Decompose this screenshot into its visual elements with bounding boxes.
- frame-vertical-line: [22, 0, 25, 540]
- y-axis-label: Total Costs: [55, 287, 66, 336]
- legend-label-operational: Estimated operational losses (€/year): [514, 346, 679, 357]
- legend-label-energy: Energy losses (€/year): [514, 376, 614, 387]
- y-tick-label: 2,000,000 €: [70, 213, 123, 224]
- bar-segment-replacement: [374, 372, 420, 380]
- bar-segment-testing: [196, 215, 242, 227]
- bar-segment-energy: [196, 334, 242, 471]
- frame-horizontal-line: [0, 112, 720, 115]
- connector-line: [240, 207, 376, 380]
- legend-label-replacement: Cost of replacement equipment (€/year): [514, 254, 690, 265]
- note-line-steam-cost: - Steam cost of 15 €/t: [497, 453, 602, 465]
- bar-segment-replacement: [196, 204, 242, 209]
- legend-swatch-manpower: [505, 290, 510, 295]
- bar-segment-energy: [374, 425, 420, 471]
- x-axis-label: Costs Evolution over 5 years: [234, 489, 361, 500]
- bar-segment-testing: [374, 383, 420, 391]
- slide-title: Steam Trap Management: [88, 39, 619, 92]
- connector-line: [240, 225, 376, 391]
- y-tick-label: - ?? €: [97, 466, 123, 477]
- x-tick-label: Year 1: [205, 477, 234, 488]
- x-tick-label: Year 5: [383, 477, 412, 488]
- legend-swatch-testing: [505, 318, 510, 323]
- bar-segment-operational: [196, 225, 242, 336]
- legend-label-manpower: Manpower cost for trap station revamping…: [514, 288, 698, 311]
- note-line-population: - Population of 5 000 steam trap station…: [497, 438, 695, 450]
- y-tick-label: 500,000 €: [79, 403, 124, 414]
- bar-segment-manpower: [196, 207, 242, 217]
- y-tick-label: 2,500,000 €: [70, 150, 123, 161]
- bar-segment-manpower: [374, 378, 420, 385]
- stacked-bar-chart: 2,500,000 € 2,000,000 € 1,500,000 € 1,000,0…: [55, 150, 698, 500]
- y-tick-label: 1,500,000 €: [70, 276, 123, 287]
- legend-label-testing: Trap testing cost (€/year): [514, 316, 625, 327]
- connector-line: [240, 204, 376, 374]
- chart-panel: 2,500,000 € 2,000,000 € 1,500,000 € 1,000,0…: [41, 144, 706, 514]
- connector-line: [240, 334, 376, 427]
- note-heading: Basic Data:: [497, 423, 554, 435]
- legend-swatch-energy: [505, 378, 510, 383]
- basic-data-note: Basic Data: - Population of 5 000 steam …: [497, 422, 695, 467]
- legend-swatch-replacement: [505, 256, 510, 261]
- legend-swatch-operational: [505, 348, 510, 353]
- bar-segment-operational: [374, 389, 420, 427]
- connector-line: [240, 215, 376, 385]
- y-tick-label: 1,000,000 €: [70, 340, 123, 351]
□ □ □ □ □ □ □
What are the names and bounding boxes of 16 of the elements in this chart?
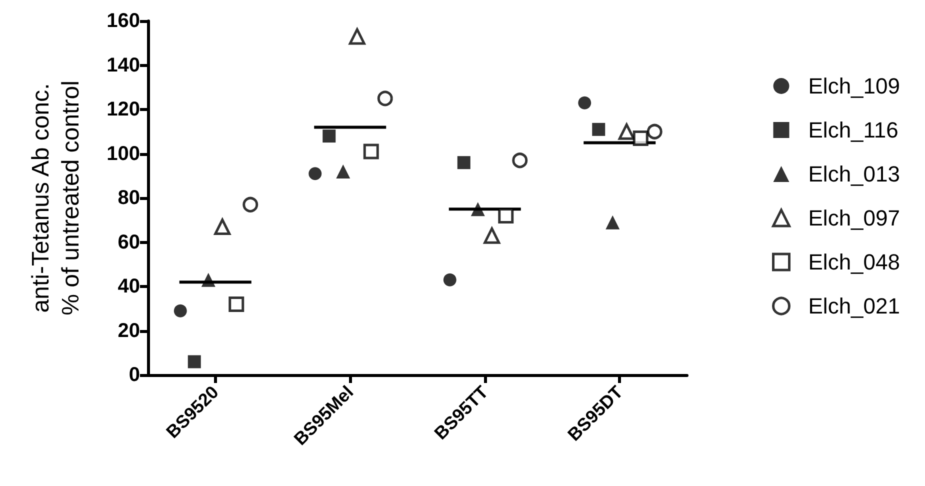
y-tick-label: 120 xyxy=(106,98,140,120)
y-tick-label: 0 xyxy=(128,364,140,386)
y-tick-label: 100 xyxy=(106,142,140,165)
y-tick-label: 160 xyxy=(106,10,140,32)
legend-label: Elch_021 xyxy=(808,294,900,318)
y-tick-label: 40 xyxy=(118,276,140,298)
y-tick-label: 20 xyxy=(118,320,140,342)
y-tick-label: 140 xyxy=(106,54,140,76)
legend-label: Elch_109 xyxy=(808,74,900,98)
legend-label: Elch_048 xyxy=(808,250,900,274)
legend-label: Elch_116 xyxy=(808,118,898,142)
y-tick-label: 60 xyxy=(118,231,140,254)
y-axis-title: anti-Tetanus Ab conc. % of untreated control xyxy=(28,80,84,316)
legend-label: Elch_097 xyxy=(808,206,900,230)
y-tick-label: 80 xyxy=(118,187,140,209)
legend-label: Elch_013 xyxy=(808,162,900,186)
□ □ □ □ □ □ □
→ **Task prompt**
Could you extract, unchanged, every line of the data from the line with "Decompose this screenshot" to the line with "- x-tick-label: Year 5: [383, 477, 412, 488]", including both of those lines?

→ **Finished exercise**
Decompose this screenshot into its visual elements with bounding boxes.
- frame-vertical-line: [22, 0, 25, 540]
- y-axis-label: Total Costs: [55, 287, 66, 336]
- legend-label-operational: Estimated operational losses (€/year): [514, 346, 679, 357]
- legend-label-energy: Energy losses (€/year): [514, 376, 614, 387]
- y-tick-label: 2,000,000 €: [70, 213, 123, 224]
- bar-segment-replacement: [374, 372, 420, 380]
- bar-segment-testing: [196, 215, 242, 227]
- bar-segment-energy: [196, 334, 242, 471]
- frame-horizontal-line: [0, 112, 720, 115]
- connector-line: [240, 207, 376, 380]
- legend-label-replacement: Cost of replacement equipment (€/year): [514, 254, 690, 265]
- note-line-steam-cost: - Steam cost of 15 €/t: [497, 453, 602, 465]
- bar-segment-replacement: [196, 204, 242, 209]
- legend-swatch-manpower: [505, 290, 510, 295]
- bar-segment-energy: [374, 425, 420, 471]
- x-axis-label: Costs Evolution over 5 years: [234, 489, 361, 500]
- bar-segment-testing: [374, 383, 420, 391]
- slide-title: Steam Trap Management: [88, 39, 619, 92]
- connector-line: [240, 225, 376, 391]
- y-tick-label: - ?? €: [97, 466, 123, 477]
- x-tick-label: Year 1: [205, 477, 234, 488]
- x-tick-label: Year 5: [383, 477, 412, 488]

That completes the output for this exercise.